Exercise prompt:
Transcribe each line of the material as it is, and drop any picture.
+++
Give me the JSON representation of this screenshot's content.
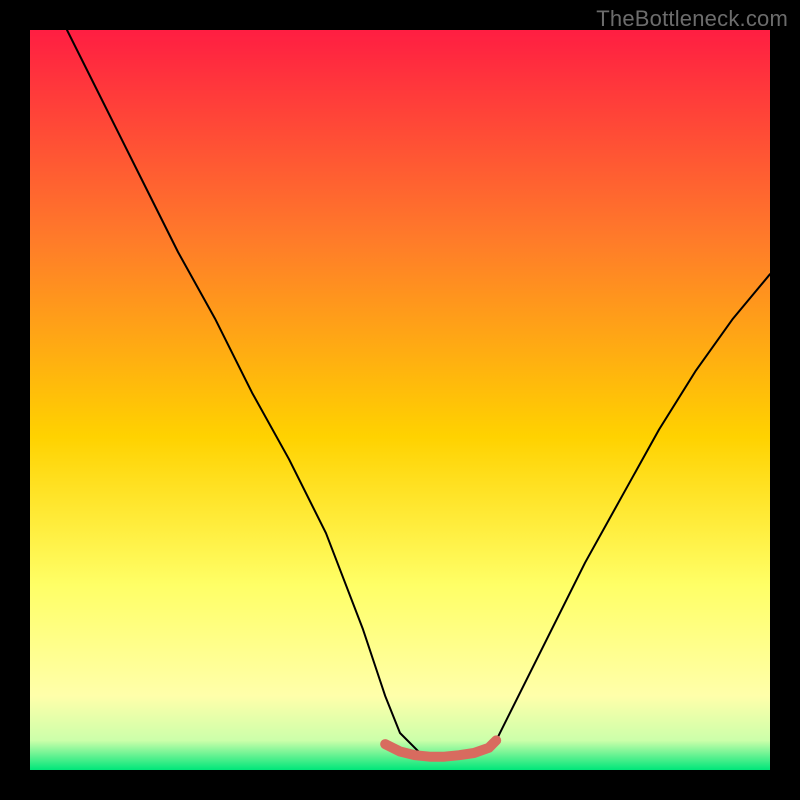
{
  "watermark": "TheBottleneck.com",
  "colors": {
    "bg": "#000000",
    "curve": "#000000",
    "marker": "#d86b5f",
    "grad_top": "#ff1e42",
    "grad_mid1": "#ff7a2a",
    "grad_mid2": "#ffd200",
    "grad_mid3": "#ffff66",
    "grad_low1": "#ffffaa",
    "grad_low2": "#ccffaa",
    "grad_bottom": "#00e67a"
  },
  "chart_data": {
    "type": "line",
    "title": "",
    "xlabel": "",
    "ylabel": "",
    "xlim": [
      0,
      100
    ],
    "ylim": [
      0,
      100
    ],
    "series": [
      {
        "name": "curve",
        "x": [
          5,
          10,
          15,
          20,
          25,
          30,
          35,
          40,
          45,
          48,
          50,
          53,
          55,
          58,
          60,
          63,
          65,
          70,
          75,
          80,
          85,
          90,
          95,
          100
        ],
        "y": [
          100,
          90,
          80,
          70,
          61,
          51,
          42,
          32,
          19,
          10,
          5,
          2,
          1.5,
          1.5,
          2,
          4,
          8,
          18,
          28,
          37,
          46,
          54,
          61,
          67
        ]
      },
      {
        "name": "flat-marker",
        "x": [
          48,
          50,
          52,
          54,
          56,
          58,
          60,
          62,
          63
        ],
        "y": [
          3.5,
          2.5,
          2.0,
          1.8,
          1.8,
          2.0,
          2.3,
          3.0,
          4.0
        ]
      }
    ]
  }
}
+++
Worked answer:
Give me the JSON representation of this screenshot's content.
{
  "watermark": "TheBottleneck.com",
  "colors": {
    "bg": "#000000",
    "curve": "#000000",
    "marker": "#d86b5f",
    "grad_top": "#ff1e42",
    "grad_mid1": "#ff7a2a",
    "grad_mid2": "#ffd200",
    "grad_mid3": "#ffff66",
    "grad_low1": "#ffffaa",
    "grad_low2": "#ccffaa",
    "grad_bottom": "#00e67a"
  },
  "chart_data": {
    "type": "line",
    "title": "",
    "xlabel": "",
    "ylabel": "",
    "xlim": [
      0,
      100
    ],
    "ylim": [
      0,
      100
    ],
    "series": [
      {
        "name": "curve",
        "x": [
          5,
          10,
          15,
          20,
          25,
          30,
          35,
          40,
          45,
          48,
          50,
          53,
          55,
          58,
          60,
          63,
          65,
          70,
          75,
          80,
          85,
          90,
          95,
          100
        ],
        "y": [
          100,
          90,
          80,
          70,
          61,
          51,
          42,
          32,
          19,
          10,
          5,
          2,
          1.5,
          1.5,
          2,
          4,
          8,
          18,
          28,
          37,
          46,
          54,
          61,
          67
        ]
      },
      {
        "name": "flat-marker",
        "x": [
          48,
          50,
          52,
          54,
          56,
          58,
          60,
          62,
          63
        ],
        "y": [
          3.5,
          2.5,
          2.0,
          1.8,
          1.8,
          2.0,
          2.3,
          3.0,
          4.0
        ]
      }
    ]
  }
}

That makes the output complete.